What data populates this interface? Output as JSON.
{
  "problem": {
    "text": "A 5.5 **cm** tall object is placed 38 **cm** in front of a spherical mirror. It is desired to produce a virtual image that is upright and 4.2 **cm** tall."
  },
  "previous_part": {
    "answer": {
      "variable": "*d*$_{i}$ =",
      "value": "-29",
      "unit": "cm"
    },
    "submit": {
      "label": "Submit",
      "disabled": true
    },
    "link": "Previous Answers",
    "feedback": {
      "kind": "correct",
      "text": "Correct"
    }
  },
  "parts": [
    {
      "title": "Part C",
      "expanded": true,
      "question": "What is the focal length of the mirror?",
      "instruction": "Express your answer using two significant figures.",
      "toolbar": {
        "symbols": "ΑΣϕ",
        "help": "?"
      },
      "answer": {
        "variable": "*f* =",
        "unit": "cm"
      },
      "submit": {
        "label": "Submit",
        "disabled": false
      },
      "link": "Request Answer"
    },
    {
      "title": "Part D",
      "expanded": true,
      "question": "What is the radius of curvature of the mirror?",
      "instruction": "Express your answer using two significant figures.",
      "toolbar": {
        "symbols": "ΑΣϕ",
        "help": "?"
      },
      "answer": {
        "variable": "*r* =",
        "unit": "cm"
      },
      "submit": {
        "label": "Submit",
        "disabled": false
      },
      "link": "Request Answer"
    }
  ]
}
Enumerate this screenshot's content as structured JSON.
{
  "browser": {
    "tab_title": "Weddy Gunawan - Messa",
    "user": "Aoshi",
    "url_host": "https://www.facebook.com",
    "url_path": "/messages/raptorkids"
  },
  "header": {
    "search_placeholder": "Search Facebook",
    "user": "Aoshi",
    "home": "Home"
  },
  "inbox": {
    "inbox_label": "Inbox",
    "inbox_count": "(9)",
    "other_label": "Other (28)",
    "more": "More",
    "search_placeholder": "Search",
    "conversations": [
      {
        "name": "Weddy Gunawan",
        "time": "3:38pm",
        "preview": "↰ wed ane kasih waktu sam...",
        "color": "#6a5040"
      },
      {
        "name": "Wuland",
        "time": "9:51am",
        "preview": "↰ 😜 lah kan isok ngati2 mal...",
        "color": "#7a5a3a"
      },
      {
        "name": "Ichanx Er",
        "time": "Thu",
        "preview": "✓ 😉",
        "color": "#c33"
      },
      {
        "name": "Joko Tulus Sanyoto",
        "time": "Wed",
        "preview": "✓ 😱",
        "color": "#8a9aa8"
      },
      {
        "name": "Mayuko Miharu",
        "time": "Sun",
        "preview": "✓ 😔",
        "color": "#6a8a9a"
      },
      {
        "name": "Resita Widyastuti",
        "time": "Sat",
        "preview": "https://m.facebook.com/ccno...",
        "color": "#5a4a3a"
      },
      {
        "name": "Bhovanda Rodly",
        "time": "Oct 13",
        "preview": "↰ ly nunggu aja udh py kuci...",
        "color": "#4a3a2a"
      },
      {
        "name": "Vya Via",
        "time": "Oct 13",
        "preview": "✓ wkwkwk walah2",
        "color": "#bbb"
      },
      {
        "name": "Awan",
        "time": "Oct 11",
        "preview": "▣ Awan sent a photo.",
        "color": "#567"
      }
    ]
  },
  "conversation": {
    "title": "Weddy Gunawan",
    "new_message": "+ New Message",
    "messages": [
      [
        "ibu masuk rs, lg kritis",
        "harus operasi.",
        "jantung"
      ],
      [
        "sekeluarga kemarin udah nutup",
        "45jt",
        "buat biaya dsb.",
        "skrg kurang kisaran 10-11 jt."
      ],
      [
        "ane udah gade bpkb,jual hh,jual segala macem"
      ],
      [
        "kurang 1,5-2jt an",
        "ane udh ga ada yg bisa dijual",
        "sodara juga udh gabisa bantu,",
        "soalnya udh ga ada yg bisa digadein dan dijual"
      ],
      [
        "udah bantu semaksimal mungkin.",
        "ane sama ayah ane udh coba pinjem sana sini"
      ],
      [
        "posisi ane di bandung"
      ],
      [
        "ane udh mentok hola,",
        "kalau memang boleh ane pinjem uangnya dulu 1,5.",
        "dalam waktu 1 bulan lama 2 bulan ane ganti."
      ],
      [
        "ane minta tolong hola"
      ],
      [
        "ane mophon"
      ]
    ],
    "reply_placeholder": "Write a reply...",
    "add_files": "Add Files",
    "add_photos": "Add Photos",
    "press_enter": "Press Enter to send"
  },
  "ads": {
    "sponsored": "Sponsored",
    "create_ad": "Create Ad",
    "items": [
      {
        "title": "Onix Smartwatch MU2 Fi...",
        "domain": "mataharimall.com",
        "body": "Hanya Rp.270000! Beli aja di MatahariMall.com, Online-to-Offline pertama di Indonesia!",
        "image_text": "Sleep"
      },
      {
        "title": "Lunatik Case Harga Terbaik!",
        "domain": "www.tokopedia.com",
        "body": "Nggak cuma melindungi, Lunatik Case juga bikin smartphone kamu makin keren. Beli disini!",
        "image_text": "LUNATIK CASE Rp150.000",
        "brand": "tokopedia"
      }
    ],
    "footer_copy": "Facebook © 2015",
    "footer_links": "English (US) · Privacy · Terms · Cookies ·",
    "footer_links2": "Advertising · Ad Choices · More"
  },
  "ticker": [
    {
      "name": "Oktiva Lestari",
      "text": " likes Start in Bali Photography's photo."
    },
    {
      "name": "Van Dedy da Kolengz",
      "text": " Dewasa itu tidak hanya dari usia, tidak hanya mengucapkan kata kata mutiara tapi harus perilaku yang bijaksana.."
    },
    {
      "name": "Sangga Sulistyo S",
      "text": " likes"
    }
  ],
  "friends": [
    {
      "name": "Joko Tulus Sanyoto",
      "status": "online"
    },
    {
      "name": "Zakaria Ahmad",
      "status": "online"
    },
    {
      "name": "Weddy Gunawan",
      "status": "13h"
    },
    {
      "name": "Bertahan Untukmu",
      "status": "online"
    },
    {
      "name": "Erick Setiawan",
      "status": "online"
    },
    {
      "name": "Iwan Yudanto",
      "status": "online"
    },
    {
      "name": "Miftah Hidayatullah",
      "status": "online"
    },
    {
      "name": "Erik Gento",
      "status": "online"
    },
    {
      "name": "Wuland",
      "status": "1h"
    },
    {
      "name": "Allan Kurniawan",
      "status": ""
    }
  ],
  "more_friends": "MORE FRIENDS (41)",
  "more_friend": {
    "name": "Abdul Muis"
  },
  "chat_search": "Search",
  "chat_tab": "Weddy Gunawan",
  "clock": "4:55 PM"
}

★ ★ ★ ★

[Task prompt]
Your task is to quote all of the data word for word.

[Reply]
What data populates this interface? Output as JSON.
{
  "problem": {
    "text": "A 5.5 **cm** tall object is placed 38 **cm** in front of a spherical mirror. It is desired to produce a virtual image that is upright and 4.2 **cm** tall."
  },
  "previous_part": {
    "answer": {
      "variable": "*d*$_{i}$ =",
      "value": "-29",
      "unit": "cm"
    },
    "submit": {
      "label": "Submit",
      "disabled": true
    },
    "link": "Previous Answers",
    "feedback": {
      "kind": "correct",
      "text": "Correct"
    }
  },
  "parts": [
    {
      "title": "Part C",
      "expanded": true,
      "question": "What is the focal length of the mirror?",
      "instruction": "Express your answer using two significant figures.",
      "toolbar": {
        "symbols": "ΑΣϕ",
        "help": "?"
      },
      "answer": {
        "variable": "*f* =",
        "unit": "cm"
      },
      "submit": {
        "label": "Submit",
        "disabled": false
      },
      "link": "Request Answer"
    },
    {
      "title": "Part D",
      "expanded": true,
      "question": "What is the radius of curvature of the mirror?",
      "instruction": "Express your answer using two significant figures.",
      "toolbar": {
        "symbols": "ΑΣϕ",
        "help": "?"
      },
      "answer": {
        "variable": "*r* =",
        "unit": "cm"
      },
      "submit": {
        "label": "Submit",
        "disabled": false
      },
      "link": "Request Answer"
    }
  ]
}
Enumerate this screenshot's content as structured JSON.
{
  "browser": {
    "tab_title": "Weddy Gunawan - Messa",
    "user": "Aoshi",
    "url_host": "https://www.facebook.com",
    "url_path": "/messages/raptorkids"
  },
  "header": {
    "search_placeholder": "Search Facebook",
    "user": "Aoshi",
    "home": "Home"
  },
  "inbox": {
    "inbox_label": "Inbox",
    "inbox_count": "(9)",
    "other_label": "Other (28)",
    "more": "More",
    "search_placeholder": "Search",
    "conversations": [
      {
        "name": "Weddy Gunawan",
        "time": "3:38pm",
        "preview": "↰ wed ane kasih waktu sam...",
        "color": "#6a5040"
      },
      {
        "name": "Wuland",
        "time": "9:51am",
        "preview": "↰ 😜 lah kan isok ngati2 mal...",
        "color": "#7a5a3a"
      },
      {
        "name": "Ichanx Er",
        "time": "Thu",
        "preview": "✓ 😉",
        "color": "#c33"
      },
      {
        "name": "Joko Tulus Sanyoto",
        "time": "Wed",
        "preview": "✓ 😱",
        "color": "#8a9aa8"
      },
      {
        "name": "Mayuko Miharu",
        "time": "Sun",
        "preview": "✓ 😔",
        "color": "#6a8a9a"
      },
      {
        "name": "Resita Widyastuti",
        "time": "Sat",
        "preview": "https://m.facebook.com/ccno...",
        "color": "#5a4a3a"
      },
      {
        "name": "Bhovanda Rodly",
        "time": "Oct 13",
        "preview": "↰ ly nunggu aja udh py kuci...",
        "color": "#4a3a2a"
      },
      {
        "name": "Vya Via",
        "time": "Oct 13",
        "preview": "✓ wkwkwk walah2",
        "color": "#bbb"
      },
      {
        "name": "Awan",
        "time": "Oct 11",
        "preview": "▣ Awan sent a photo.",
        "color": "#567"
      }
    ]
  },
  "conversation": {
    "title": "Weddy Gunawan",
    "new_message": "+ New Message",
    "messages": [
      [
        "ibu masuk rs, lg kritis",
        "harus operasi.",
        "jantung"
      ],
      [
        "sekeluarga kemarin udah nutup",
        "45jt",
        "buat biaya dsb.",
        "skrg kurang kisaran 10-11 jt."
      ],
      [
        "ane udah gade bpkb,jual hh,jual segala macem"
      ],
      [
        "kurang 1,5-2jt an",
        "ane udh ga ada yg bisa dijual",
        "sodara juga udh gabisa bantu,",
        "soalnya udh ga ada yg bisa digadein dan dijual"
      ],
      [
        "udah bantu semaksimal mungkin.",
        "ane sama ayah ane udh coba pinjem sana sini"
      ],
      [
        "posisi ane di bandung"
      ],
      [
        "ane udh mentok hola,",
        "kalau memang boleh ane pinjem uangnya dulu 1,5.",
        "dalam waktu 1 bulan lama 2 bulan ane ganti."
      ],
      [
        "ane minta tolong hola"
      ],
      [
        "ane mophon"
      ]
    ],
    "reply_placeholder": "Write a reply...",
    "add_files": "Add Files",
    "add_photos": "Add Photos",
    "press_enter": "Press Enter to send"
  },
  "ads": {
    "sponsored": "Sponsored",
    "create_ad": "Create Ad",
    "items": [
      {
        "title": "Onix Smartwatch MU2 Fi...",
        "domain": "mataharimall.com",
        "body": "Hanya Rp.270000! Beli aja di MatahariMall.com, Online-to-Offline pertama di Indonesia!",
        "image_text": "Sleep"
      },
      {
        "title": "Lunatik Case Harga Terbaik!",
        "domain": "www.tokopedia.com",
        "body": "Nggak cuma melindungi, Lunatik Case juga bikin smartphone kamu makin keren. Beli disini!",
        "image_text": "LUNATIK CASE Rp150.000",
        "brand": "tokopedia"
      }
    ],
    "footer_copy": "Facebook © 2015",
    "footer_links": "English (US) · Privacy · Terms · Cookies ·",
    "footer_links2": "Advertising · Ad Choices · More"
  },
  "ticker": [
    {
      "name": "Oktiva Lestari",
      "text": " likes Start in Bali Photography's photo."
    },
    {
      "name": "Van Dedy da Kolengz",
      "text": " Dewasa itu tidak hanya dari usia, tidak hanya mengucapkan kata kata mutiara tapi harus perilaku yang bijaksana.."
    },
    {
      "name": "Sangga Sulistyo S",
      "text": " likes"
    }
  ],
  "friends": [
    {
      "name": "Joko Tulus Sanyoto",
      "status": "online"
    },
    {
      "name": "Zakaria Ahmad",
      "status": "online"
    },
    {
      "name": "Weddy Gunawan",
      "status": "13h"
    },
    {
      "name": "Bertahan Untukmu",
      "status": "online"
    },
    {
      "name": "Erick Setiawan",
      "status": "online"
    },
    {
      "name": "Iwan Yudanto",
      "status": "online"
    },
    {
      "name": "Miftah Hidayatullah",
      "status": "online"
    },
    {
      "name": "Erik Gento",
      "status": "online"
    },
    {
      "name": "Wuland",
      "status": "1h"
    },
    {
      "name": "Allan Kurniawan",
      "status": ""
    }
  ],
  "more_friends": "MORE FRIENDS (41)",
  "more_friend": {
    "name": "Abdul Muis"
  },
  "chat_search": "Search",
  "chat_tab": "Weddy Gunawan",
  "clock": "4:55 PM"
}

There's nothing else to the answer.